(Data entries)
------------------------------------------------------------

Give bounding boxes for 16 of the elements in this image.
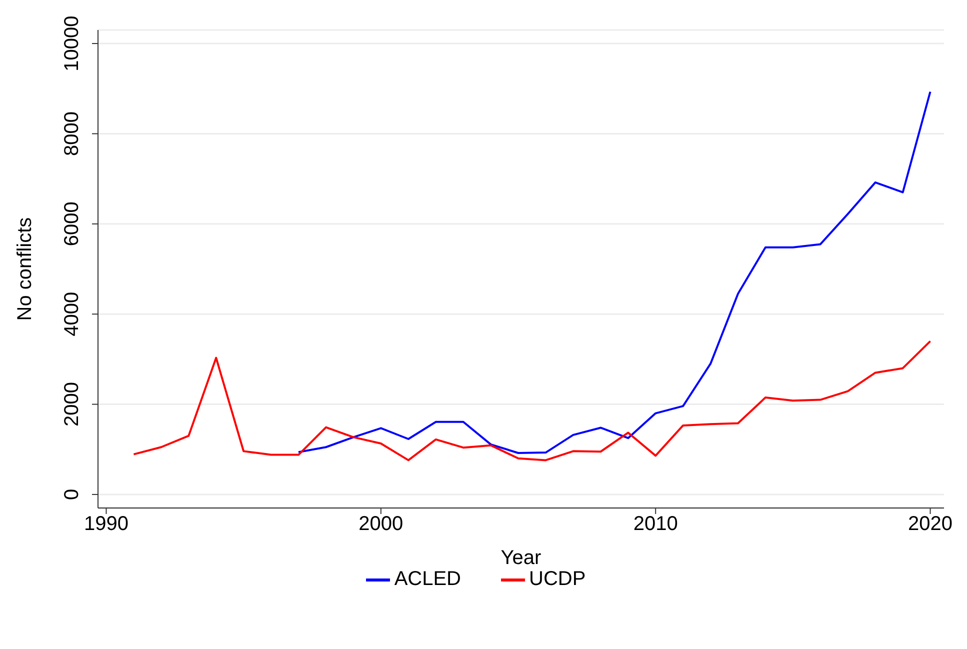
- x-tick-label: 2020: [908, 513, 953, 536]
- line-series: [132, 340, 932, 462]
- legend-label: UCDP: [529, 568, 586, 590]
- y-tick-label: 0: [61, 488, 83, 500]
- line-series: [298, 90, 932, 454]
- y-axis-title: No conflicts: [14, 217, 36, 321]
- y-tick-label: 4000: [61, 292, 83, 336]
- y-tick-label: 10000: [61, 16, 83, 72]
- x-tick-label: 2000: [358, 513, 404, 536]
- x-axis-title: Year: [500, 547, 542, 569]
- x-tick-label: 2010: [633, 513, 678, 536]
- legend-label: ACLED: [394, 568, 462, 590]
- x-tick-label: 1990: [84, 513, 128, 536]
- y-tick-label: 2000: [61, 382, 83, 427]
- y-tick-label: 6000: [61, 202, 83, 246]
- y-tick-label: 8000: [61, 111, 83, 156]
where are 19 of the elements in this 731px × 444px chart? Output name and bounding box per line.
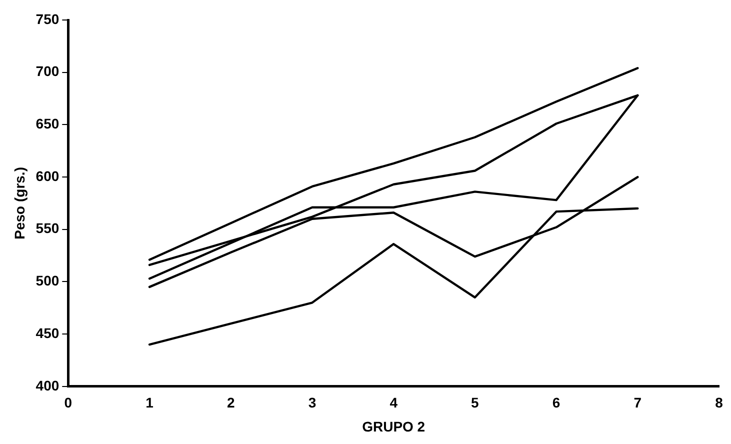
x-axis-title: GRUPO 2 xyxy=(362,418,426,434)
x-tick-label: 4 xyxy=(390,394,398,411)
x-tick-label: 3 xyxy=(308,394,316,411)
y-tick-label: 750 xyxy=(36,10,60,27)
x-tick-label: 5 xyxy=(471,394,480,411)
y-tick-label: 600 xyxy=(36,168,60,184)
x-tick-label: 7 xyxy=(634,394,642,411)
x-tick-label: 2 xyxy=(226,394,235,411)
y-tick-label: 700 xyxy=(36,63,60,80)
y-axis-title: Peso (grs.) xyxy=(11,167,28,240)
x-tick-label: 6 xyxy=(552,394,560,411)
y-tick-label: 400 xyxy=(36,377,60,394)
x-tick-label: 0 xyxy=(64,394,72,411)
x-tick-label: 1 xyxy=(146,394,154,411)
x-tick-label: 8 xyxy=(715,394,724,411)
y-tick-label: 500 xyxy=(36,272,60,289)
y-tick-label: 450 xyxy=(36,324,60,341)
y-tick-label: 650 xyxy=(36,116,60,132)
y-tick-label: 550 xyxy=(36,220,60,236)
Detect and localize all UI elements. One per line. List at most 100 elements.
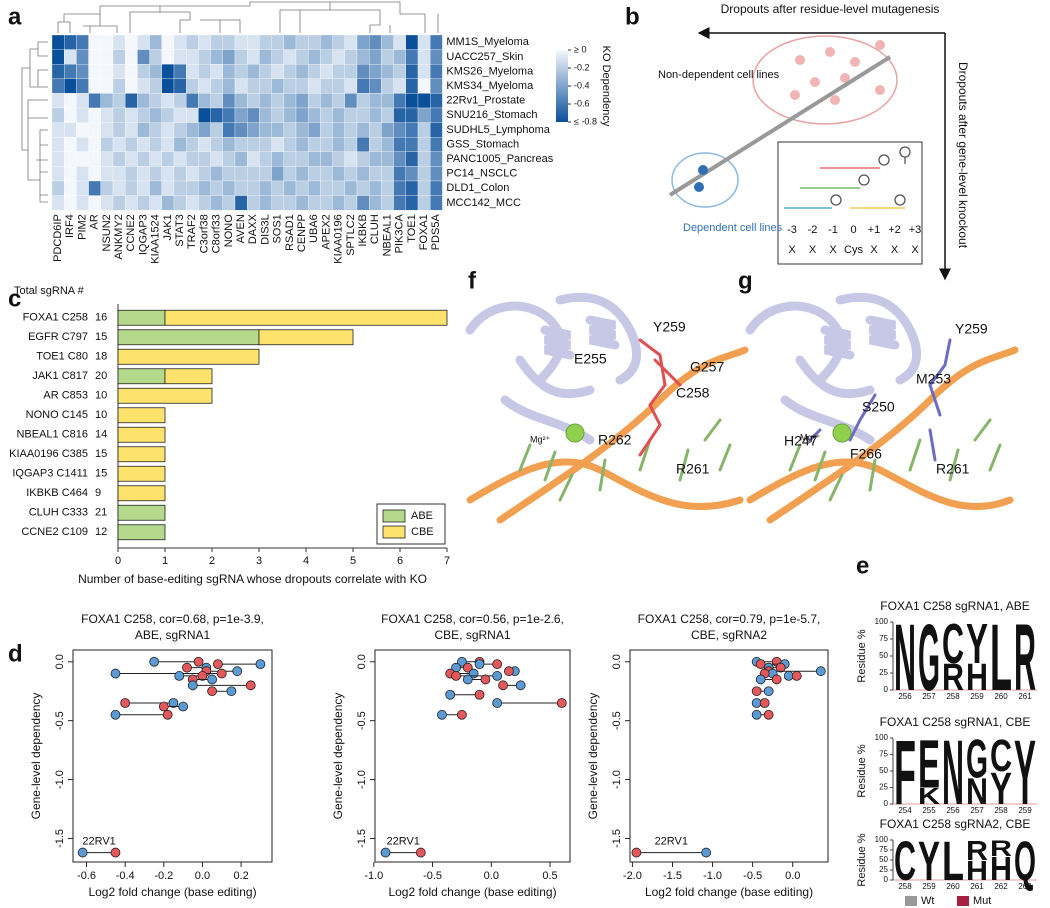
point <box>110 709 121 720</box>
point <box>751 686 762 697</box>
heatmap-cell <box>76 64 89 79</box>
heatmap-cell <box>405 34 419 50</box>
x-tick-label: 0.2 <box>233 870 248 882</box>
heatmap-cell <box>234 64 248 79</box>
heatmap-cell <box>295 180 309 196</box>
heatmap-cell <box>332 93 345 109</box>
heatmap-cell <box>51 180 65 196</box>
point <box>515 680 526 691</box>
heatmap-cell <box>393 107 406 123</box>
count-label: 16 <box>95 312 107 324</box>
heatmap-cell <box>161 151 175 167</box>
heatmap-cell <box>51 122 65 138</box>
heatmap-cell <box>259 49 272 65</box>
category-label: TOE1 C80 <box>36 351 88 363</box>
heatmap-cell <box>308 64 321 79</box>
y-axis-label: Residue % <box>856 833 868 886</box>
heatmap-cell <box>344 122 358 138</box>
position-label: 0 <box>850 224 856 236</box>
heatmap-cell <box>344 78 358 94</box>
heatmap-cell <box>295 78 309 94</box>
heatmap-cell <box>64 49 77 65</box>
heatmap-cell <box>125 180 138 196</box>
heatmap-cell <box>405 93 419 109</box>
y-tick-label: 25 <box>879 865 888 874</box>
position-label: 258 <box>946 692 960 701</box>
count-label: 15 <box>95 448 107 460</box>
group-label: Dependent cell lines <box>683 222 783 234</box>
heatmap-cell <box>222 34 236 50</box>
heatmap-cell <box>137 180 150 196</box>
heatmap-cell <box>100 64 114 79</box>
row-label: 22Rv1_Prostate <box>446 95 525 107</box>
y-tick-label: -1.5 <box>611 829 623 848</box>
column-label: PDCD6IP <box>52 214 64 262</box>
heatmap-cell <box>125 151 138 167</box>
legend-swatch <box>957 896 969 906</box>
residue-label: X <box>829 244 837 256</box>
point <box>213 659 223 670</box>
position-label: 257 <box>922 692 936 701</box>
point <box>187 680 198 691</box>
heatmap-cell <box>247 195 260 211</box>
point <box>158 701 169 712</box>
heatmap-cell <box>271 122 284 138</box>
logo-letter: G <box>918 606 940 711</box>
y-tick-label: 0 <box>884 799 889 808</box>
y-tick-label: -0.5 <box>611 711 623 730</box>
dendrogram <box>21 1 439 203</box>
heatmap-cell <box>283 195 297 211</box>
count-label: 15 <box>95 331 107 343</box>
x-tick-label: 0.0 <box>195 870 210 882</box>
heatmap-cell <box>161 34 175 50</box>
heatmap-cell <box>369 166 382 182</box>
heatmap-cell <box>210 78 223 94</box>
heatmap-cell <box>381 49 394 65</box>
plot-title: FOXA1 C258, cor=0.56, p=1e-2.6, <box>381 612 564 626</box>
bar <box>117 407 166 424</box>
category-label: NONO C145 <box>26 409 88 421</box>
plot-box <box>629 649 829 863</box>
heatmap-cell <box>149 122 162 138</box>
heatmap-cell <box>222 151 236 167</box>
heatmap-cell <box>283 64 297 79</box>
heatmap-cell <box>430 122 443 138</box>
heatmap-cell <box>234 122 248 138</box>
y-axis-label: Residue % <box>856 629 868 682</box>
heatmap-cell <box>381 107 394 123</box>
point <box>445 689 456 700</box>
count-label: 18 <box>95 351 107 363</box>
logo-letter: C <box>894 831 916 892</box>
y-axis-label: Gene-level dependency <box>331 693 345 820</box>
heatmap-cell <box>137 107 150 123</box>
category-label: IKBKB C464 <box>26 487 88 499</box>
heatmap-cell <box>173 151 187 167</box>
heatmap-cell <box>125 49 138 65</box>
heatmap-cell <box>234 166 248 182</box>
x-tick-label: -0.4 <box>116 870 135 882</box>
heatmap-cell <box>198 107 211 123</box>
heatmap-cell <box>112 64 126 79</box>
row-label: SUDHL5_Lymphoma <box>446 124 550 136</box>
heatmap-cell <box>356 64 370 79</box>
panel-label: g <box>738 267 753 294</box>
logo-letter: Q <box>1014 831 1036 892</box>
count-label: 15 <box>95 468 107 480</box>
column-label: PIK3CA <box>394 214 406 254</box>
column-label: TOE1 <box>406 214 418 243</box>
heatmap-cell <box>332 34 345 50</box>
heatmap-cell <box>100 122 114 138</box>
column-label: CENPP <box>296 214 308 252</box>
heatmap-cell <box>271 107 284 123</box>
heatmap-cell <box>100 195 114 211</box>
heatmap-cell <box>88 151 101 167</box>
heatmap-cell <box>112 195 126 211</box>
heatmap-cell <box>88 49 101 65</box>
point <box>771 674 782 685</box>
heatmap-cell <box>271 180 284 196</box>
legend-swatch <box>905 896 917 906</box>
annotation: 22RV1 <box>82 835 115 847</box>
heatmap-cell <box>149 93 162 109</box>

------------------------------------------------------------

Rename "x-tick-label" to "x-axis-tick" throughout the rows above and reproduce them with every other detail unchanged. Leave the pictures out of your answer.

Give bounding boxes for 16 of the elements in this image.
- x-axis-tick: 2020: [908, 513, 953, 536]
- line-series: [132, 340, 932, 462]
- legend-label: UCDP: [529, 568, 586, 590]
- y-tick-label: 0: [61, 488, 83, 500]
- line-series: [298, 90, 932, 454]
- y-axis-title: No conflicts: [14, 217, 36, 321]
- y-tick-label: 4000: [61, 292, 83, 336]
- y-tick-label: 10000: [61, 16, 83, 72]
- x-axis-tick: 2000: [358, 513, 404, 536]
- x-axis-title: Year: [500, 547, 542, 569]
- x-axis-tick: 2010: [633, 513, 678, 536]
- legend-label: ACLED: [394, 568, 462, 590]
- x-axis-tick: 1990: [84, 513, 128, 536]
- y-tick-label: 2000: [61, 382, 83, 427]
- y-tick-label: 6000: [61, 202, 83, 246]
- y-tick-label: 8000: [61, 111, 83, 156]
where are 19 of the elements in this 731px × 444px chart? Output name and bounding box per line.
x-axis-title: GRUPO 2 xyxy=(362,418,426,434)
x-axis-tick: 4 xyxy=(390,394,398,411)
x-axis-tick: 3 xyxy=(308,394,316,411)
y-tick-label: 750 xyxy=(36,10,60,27)
x-axis-tick: 5 xyxy=(471,394,480,411)
y-tick-label: 600 xyxy=(36,168,60,184)
x-axis-tick: 7 xyxy=(634,394,642,411)
x-axis-tick: 2 xyxy=(226,394,235,411)
y-tick-label: 700 xyxy=(36,63,60,80)
y-axis-title: Peso (grs.) xyxy=(11,167,28,240)
x-axis-tick: 6 xyxy=(552,394,560,411)
y-tick-label: 400 xyxy=(36,377,60,394)
x-axis-tick: 0 xyxy=(64,394,72,411)
x-axis-tick: 1 xyxy=(146,394,154,411)
x-axis-tick: 8 xyxy=(715,394,724,411)
y-tick-label: 500 xyxy=(36,272,60,289)
y-tick-label: 450 xyxy=(36,324,60,341)
y-tick-label: 650 xyxy=(36,116,60,132)
y-tick-label: 550 xyxy=(36,220,60,236)
Detect and localize all UI elements. One per line. List at most 100 elements.
point <box>110 709 121 720</box>
point <box>751 686 762 697</box>
heatmap-cell <box>76 64 89 79</box>
heatmap-cell <box>405 34 419 50</box>
x-axis-tick: 0.2 <box>233 870 248 882</box>
heatmap-cell <box>234 64 248 79</box>
heatmap-cell <box>295 180 309 196</box>
heatmap-cell <box>332 93 345 109</box>
heatmap-cell <box>51 180 65 196</box>
point <box>515 680 526 691</box>
heatmap-cell <box>393 107 406 123</box>
count-label: 16 <box>95 312 107 324</box>
heatmap-cell <box>161 151 175 167</box>
heatmap-cell <box>51 122 65 138</box>
heatmap-cell <box>259 49 272 65</box>
category-label: TOE1 C80 <box>36 351 88 363</box>
heatmap-cell <box>308 64 321 79</box>
y-axis-label: Residue % <box>856 833 868 886</box>
heatmap-cell <box>344 122 358 138</box>
position-label: 0 <box>850 224 856 236</box>
heatmap-cell <box>344 78 358 94</box>
heatmap-cell <box>295 78 309 94</box>
heatmap-cell <box>64 49 77 65</box>
heatmap-cell <box>125 180 138 196</box>
heatmap-cell <box>405 93 419 109</box>
y-tick-label: 25 <box>879 865 888 874</box>
position-label: 258 <box>946 692 960 701</box>
count-label: 15 <box>95 448 107 460</box>
group-label: Dependent cell lines <box>683 222 783 234</box>
heatmap-cell <box>222 34 236 50</box>
heatmap-cell <box>137 180 150 196</box>
heatmap-cell <box>100 64 114 79</box>
row-label: 22Rv1_Prostate <box>446 95 525 107</box>
y-tick-label: -1.5 <box>611 829 623 848</box>
column-label: PDCD6IP <box>52 214 64 262</box>
heatmap-cell <box>125 151 138 167</box>
legend-swatch <box>957 896 969 906</box>
residue-label: X <box>829 244 837 256</box>
point <box>213 659 223 670</box>
position-label: 257 <box>922 692 936 701</box>
point <box>187 680 198 691</box>
heatmap-cell <box>247 195 260 211</box>
point <box>158 701 169 712</box>
heatmap-cell <box>271 122 284 138</box>
logo-letter: G <box>918 606 940 711</box>
y-tick-label: 0 <box>884 799 889 808</box>
y-tick-label: -0.5 <box>611 711 623 730</box>
dendrogram <box>21 1 439 203</box>
heatmap-cell <box>283 195 297 211</box>
count-label: 15 <box>95 331 107 343</box>
x-axis-tick: 0.0 <box>195 870 210 882</box>
heatmap-cell <box>161 34 175 50</box>
heatmap-cell <box>369 166 382 182</box>
heatmap-cell <box>210 78 223 94</box>
heatmap-cell <box>381 49 394 65</box>
plot-title: FOXA1 C258, cor=0.56, p=1e-2.6, <box>381 612 564 626</box>
bar <box>117 407 166 424</box>
category-label: NONO C145 <box>26 409 88 421</box>
plot-box <box>629 649 829 863</box>
heatmap-cell <box>149 122 162 138</box>
heatmap-cell <box>222 151 236 167</box>
heatmap-cell <box>283 64 297 79</box>
heatmap-cell <box>430 122 443 138</box>
heatmap-cell <box>234 122 248 138</box>
y-axis-label: Residue % <box>856 629 868 682</box>
heatmap-cell <box>381 107 394 123</box>
point <box>445 689 456 700</box>
count-label: 18 <box>95 351 107 363</box>
logo-letter: C <box>894 831 916 892</box>
y-axis-label: Gene-level dependency <box>331 693 345 820</box>
heatmap-cell <box>137 107 150 123</box>
category-label: IKBKB C464 <box>26 487 88 499</box>
heatmap-cell <box>173 151 187 167</box>
heatmap-cell <box>125 49 138 65</box>
heatmap-cell <box>234 166 248 182</box>
x-axis-tick: -0.4 <box>116 870 135 882</box>
heatmap-cell <box>198 107 211 123</box>
heatmap-cell <box>112 64 126 79</box>
row-label: SUDHL5_Lymphoma <box>446 124 550 136</box>
heatmap-cell <box>356 64 370 79</box>
panel-label: g <box>738 267 753 294</box>
logo-letter: Q <box>1014 831 1036 892</box>
count-label: 15 <box>95 468 107 480</box>
column-label: PIK3CA <box>394 214 406 254</box>
column-label: TOE1 <box>406 214 418 243</box>
heatmap-cell <box>332 34 345 50</box>
heatmap-cell <box>100 122 114 138</box>
column-label: CENPP <box>296 214 308 252</box>
heatmap-cell <box>271 107 284 123</box>
heatmap-cell <box>100 195 114 211</box>
heatmap-cell <box>88 151 101 167</box>
heatmap-cell <box>112 195 126 211</box>
heatmap-cell <box>88 49 101 65</box>
point <box>771 674 782 685</box>
heatmap-cell <box>271 180 284 196</box>
legend-swatch <box>905 896 917 906</box>
annotation: 22RV1 <box>82 835 115 847</box>
heatmap-cell <box>149 93 162 109</box>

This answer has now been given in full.